▼▼▼

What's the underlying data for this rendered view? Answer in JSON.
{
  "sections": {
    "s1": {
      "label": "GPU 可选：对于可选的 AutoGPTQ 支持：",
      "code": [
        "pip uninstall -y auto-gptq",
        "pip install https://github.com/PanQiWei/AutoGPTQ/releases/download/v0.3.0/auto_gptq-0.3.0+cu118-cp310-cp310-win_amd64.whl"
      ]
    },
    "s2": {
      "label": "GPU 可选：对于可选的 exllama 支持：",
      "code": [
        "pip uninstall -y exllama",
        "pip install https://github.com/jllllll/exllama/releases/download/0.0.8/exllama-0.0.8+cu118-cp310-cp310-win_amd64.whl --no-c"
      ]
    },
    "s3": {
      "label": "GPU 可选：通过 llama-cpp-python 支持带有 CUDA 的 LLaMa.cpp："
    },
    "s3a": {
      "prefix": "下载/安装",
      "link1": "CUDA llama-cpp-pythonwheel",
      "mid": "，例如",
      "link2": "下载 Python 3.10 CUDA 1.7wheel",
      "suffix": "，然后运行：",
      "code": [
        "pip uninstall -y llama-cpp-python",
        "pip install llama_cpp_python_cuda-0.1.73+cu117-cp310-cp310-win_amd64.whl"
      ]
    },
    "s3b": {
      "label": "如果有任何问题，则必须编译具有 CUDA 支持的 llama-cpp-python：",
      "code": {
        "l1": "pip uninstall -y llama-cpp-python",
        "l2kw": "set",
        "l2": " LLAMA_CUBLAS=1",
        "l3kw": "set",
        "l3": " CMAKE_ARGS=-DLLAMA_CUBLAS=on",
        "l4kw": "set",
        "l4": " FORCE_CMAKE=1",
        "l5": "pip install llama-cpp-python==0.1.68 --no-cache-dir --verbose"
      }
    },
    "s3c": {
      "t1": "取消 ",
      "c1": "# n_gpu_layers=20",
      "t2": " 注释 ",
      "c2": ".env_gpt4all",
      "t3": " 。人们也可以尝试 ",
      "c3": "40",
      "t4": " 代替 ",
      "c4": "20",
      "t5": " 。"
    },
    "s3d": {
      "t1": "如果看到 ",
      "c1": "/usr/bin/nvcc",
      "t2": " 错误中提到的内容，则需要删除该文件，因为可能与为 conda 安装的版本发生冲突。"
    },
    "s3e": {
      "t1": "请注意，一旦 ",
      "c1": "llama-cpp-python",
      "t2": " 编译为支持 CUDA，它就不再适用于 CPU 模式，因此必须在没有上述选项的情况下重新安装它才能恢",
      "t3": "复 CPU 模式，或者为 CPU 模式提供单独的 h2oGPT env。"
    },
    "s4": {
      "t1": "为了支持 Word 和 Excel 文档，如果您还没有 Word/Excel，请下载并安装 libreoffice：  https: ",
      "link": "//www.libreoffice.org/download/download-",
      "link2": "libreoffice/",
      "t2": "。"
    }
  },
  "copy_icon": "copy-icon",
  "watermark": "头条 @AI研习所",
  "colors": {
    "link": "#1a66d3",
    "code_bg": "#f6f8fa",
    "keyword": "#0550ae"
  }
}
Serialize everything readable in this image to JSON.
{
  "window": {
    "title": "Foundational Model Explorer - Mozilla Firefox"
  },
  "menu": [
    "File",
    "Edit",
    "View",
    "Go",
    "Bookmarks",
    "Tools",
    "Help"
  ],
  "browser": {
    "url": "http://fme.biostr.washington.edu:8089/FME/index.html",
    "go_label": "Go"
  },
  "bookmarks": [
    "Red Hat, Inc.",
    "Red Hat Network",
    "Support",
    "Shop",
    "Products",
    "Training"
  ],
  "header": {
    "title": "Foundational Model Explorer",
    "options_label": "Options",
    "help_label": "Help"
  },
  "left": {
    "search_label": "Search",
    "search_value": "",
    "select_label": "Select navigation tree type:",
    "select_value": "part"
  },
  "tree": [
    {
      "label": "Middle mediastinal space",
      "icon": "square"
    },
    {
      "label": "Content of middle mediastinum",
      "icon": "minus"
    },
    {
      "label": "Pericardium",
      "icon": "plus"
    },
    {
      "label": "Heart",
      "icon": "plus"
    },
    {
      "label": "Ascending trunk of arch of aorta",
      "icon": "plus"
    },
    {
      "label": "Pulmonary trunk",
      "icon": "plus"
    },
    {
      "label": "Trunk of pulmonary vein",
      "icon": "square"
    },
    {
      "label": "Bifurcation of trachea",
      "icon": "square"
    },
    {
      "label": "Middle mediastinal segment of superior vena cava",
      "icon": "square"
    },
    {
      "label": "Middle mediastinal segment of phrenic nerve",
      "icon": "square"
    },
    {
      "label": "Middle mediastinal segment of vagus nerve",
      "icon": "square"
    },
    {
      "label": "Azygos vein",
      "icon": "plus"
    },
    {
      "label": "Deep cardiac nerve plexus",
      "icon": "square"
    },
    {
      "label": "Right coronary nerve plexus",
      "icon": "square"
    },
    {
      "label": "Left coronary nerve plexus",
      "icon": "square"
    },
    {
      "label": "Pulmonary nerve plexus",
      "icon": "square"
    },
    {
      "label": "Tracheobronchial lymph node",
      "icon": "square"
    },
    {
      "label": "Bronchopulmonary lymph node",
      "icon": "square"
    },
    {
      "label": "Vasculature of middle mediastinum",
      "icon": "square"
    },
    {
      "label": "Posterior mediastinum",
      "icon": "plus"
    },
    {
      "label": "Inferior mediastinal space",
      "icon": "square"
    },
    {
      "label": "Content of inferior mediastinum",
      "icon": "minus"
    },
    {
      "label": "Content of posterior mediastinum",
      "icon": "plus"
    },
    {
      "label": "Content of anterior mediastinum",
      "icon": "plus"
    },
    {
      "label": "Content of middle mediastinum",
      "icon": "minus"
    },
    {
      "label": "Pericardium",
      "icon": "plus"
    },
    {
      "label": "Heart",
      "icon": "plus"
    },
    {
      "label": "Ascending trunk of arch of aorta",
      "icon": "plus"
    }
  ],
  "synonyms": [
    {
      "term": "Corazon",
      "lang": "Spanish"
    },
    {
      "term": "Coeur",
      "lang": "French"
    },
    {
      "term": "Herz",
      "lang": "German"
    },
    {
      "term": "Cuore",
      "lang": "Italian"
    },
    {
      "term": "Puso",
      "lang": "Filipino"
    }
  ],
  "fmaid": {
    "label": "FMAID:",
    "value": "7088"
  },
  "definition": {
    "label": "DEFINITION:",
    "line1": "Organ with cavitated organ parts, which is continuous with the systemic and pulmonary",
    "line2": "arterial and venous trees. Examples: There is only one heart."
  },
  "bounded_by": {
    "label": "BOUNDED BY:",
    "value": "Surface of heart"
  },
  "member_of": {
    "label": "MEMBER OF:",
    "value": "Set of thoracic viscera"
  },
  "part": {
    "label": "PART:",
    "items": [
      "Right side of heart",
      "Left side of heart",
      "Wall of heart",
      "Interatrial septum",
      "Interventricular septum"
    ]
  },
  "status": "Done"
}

▲▲▲

(Exercise details): Scan the listing above for the word "coronary" and show each line where it is found.

(Result):
      "label": "Right coronary nerve plexus",
      "label": "Left coronary nerve plexus",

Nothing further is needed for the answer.